- **TASK DIRECTIONS**: Look for the word "увеличение" in the entries below, then copy every line that has it.

(Recorded data)
>>>>>

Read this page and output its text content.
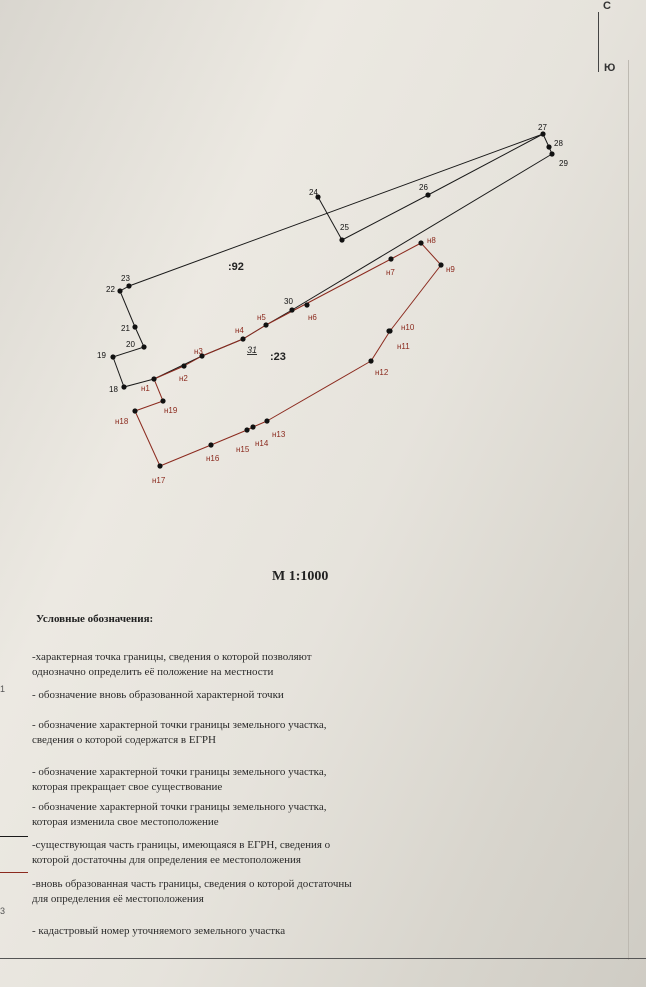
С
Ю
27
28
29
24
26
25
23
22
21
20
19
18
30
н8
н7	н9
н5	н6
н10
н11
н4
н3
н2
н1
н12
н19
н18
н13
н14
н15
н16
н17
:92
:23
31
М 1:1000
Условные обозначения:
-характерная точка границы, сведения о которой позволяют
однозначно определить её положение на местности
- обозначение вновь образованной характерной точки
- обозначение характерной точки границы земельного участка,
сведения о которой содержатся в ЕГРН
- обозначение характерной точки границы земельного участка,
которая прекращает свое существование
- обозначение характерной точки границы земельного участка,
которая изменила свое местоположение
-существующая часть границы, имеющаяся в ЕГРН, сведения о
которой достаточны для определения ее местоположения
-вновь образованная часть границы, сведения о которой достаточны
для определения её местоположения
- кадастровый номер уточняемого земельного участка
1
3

<<<<<
>>>>>

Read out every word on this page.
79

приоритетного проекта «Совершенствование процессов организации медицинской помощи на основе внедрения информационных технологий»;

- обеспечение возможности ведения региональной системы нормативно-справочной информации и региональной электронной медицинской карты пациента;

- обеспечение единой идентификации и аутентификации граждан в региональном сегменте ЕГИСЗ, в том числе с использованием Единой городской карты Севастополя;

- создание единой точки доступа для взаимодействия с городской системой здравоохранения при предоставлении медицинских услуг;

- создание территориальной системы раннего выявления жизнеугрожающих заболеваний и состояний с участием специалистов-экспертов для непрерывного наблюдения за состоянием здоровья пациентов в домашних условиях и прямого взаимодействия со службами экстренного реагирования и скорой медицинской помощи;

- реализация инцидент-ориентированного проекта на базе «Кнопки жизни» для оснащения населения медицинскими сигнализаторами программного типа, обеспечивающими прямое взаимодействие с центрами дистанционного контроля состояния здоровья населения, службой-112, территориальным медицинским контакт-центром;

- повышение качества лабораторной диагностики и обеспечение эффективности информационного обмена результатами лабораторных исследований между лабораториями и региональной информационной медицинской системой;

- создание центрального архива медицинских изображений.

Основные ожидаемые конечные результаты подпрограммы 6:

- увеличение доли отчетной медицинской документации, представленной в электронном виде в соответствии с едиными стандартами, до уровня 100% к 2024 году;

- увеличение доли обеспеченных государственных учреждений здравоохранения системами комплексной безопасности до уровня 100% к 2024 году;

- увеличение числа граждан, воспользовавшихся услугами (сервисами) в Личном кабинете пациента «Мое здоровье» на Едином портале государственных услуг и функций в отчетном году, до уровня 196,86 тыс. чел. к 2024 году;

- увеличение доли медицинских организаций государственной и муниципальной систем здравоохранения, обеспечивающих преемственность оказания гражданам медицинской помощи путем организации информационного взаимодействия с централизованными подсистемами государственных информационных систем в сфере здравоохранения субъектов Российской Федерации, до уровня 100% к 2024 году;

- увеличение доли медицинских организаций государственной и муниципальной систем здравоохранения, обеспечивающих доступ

<<<<<

- **TASK SOLUTION**:
- увеличение доли отчетной медицинской документации, представленной в электронном виде в соответствии с едиными стандартами, до уровня 100% к 2024 году;
- увеличение доли обеспеченных государственных учреждений здравоохранения системами комплексной безопасности до уровня 100% к 2024 году;
- увеличение числа граждан, воспользовавшихся услугами (сервисами) в Личном кабинете пациента «Мое здоровье» на Едином портале государственных услуг и функций в отчетном году, до уровня 196,86 тыс. чел. к 2024 году;
- увеличение доли медицинских организаций государственной и муниципальной систем здравоохранения, обеспечивающих преемственность оказания гражданам медицинской помощи путем организации информационного взаимодействия с централизованными подсистемами государственных информационных систем в сфере здравоохранения субъектов Российской Федерации, до уровня 100% к 2024 году;
- увеличение доли медицинских организаций государственной и муниципальной систем здравоохранения, обеспечивающих доступ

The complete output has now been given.